## Problem description
Comb the records below for the string "frac" and copy each line where it turns up.

------------------------------------

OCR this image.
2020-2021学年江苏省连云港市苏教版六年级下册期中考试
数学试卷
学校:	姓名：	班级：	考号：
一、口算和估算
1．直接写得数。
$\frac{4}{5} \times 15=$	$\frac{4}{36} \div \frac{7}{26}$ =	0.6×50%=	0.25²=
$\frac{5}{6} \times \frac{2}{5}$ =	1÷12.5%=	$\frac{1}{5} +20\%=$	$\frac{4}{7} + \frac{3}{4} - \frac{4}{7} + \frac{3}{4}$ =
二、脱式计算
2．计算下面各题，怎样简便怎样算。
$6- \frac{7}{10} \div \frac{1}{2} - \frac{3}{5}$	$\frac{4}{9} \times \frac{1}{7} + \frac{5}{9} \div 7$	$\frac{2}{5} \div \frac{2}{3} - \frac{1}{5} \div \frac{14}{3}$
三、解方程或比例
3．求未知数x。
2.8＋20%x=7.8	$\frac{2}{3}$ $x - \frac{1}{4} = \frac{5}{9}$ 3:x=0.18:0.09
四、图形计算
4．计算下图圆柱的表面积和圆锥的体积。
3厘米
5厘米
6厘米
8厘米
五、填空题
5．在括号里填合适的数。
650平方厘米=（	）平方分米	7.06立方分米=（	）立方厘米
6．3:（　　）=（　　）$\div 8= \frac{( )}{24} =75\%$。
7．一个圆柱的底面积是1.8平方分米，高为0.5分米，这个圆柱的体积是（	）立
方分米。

------------------------------------

## Full solution
$\frac{4}{5} \times 15=$	$\frac{4}{36} \div \frac{7}{26}$ =	0.6×50%=	0.25²=
$\frac{5}{6} \times \frac{2}{5}$ =	1÷12.5%=	$\frac{1}{5} +20\%=$	$\frac{4}{7} + \frac{3}{4} - \frac{4}{7} + \frac{3}{4}$ =
$6- \frac{7}{10} \div \frac{1}{2} - \frac{3}{5}$	$\frac{4}{9} \times \frac{1}{7} + \frac{5}{9} \div 7$	$\frac{2}{5} \div \frac{2}{3} - \frac{1}{5} \div \frac{14}{3}$
2.8＋20%x=7.8	$\frac{2}{3}$ $x - \frac{1}{4} = \frac{5}{9}$ 3:x=0.18:0.09
6．3:（　　）=（　　）$\div 8= \frac{( )}{24} =75\%$。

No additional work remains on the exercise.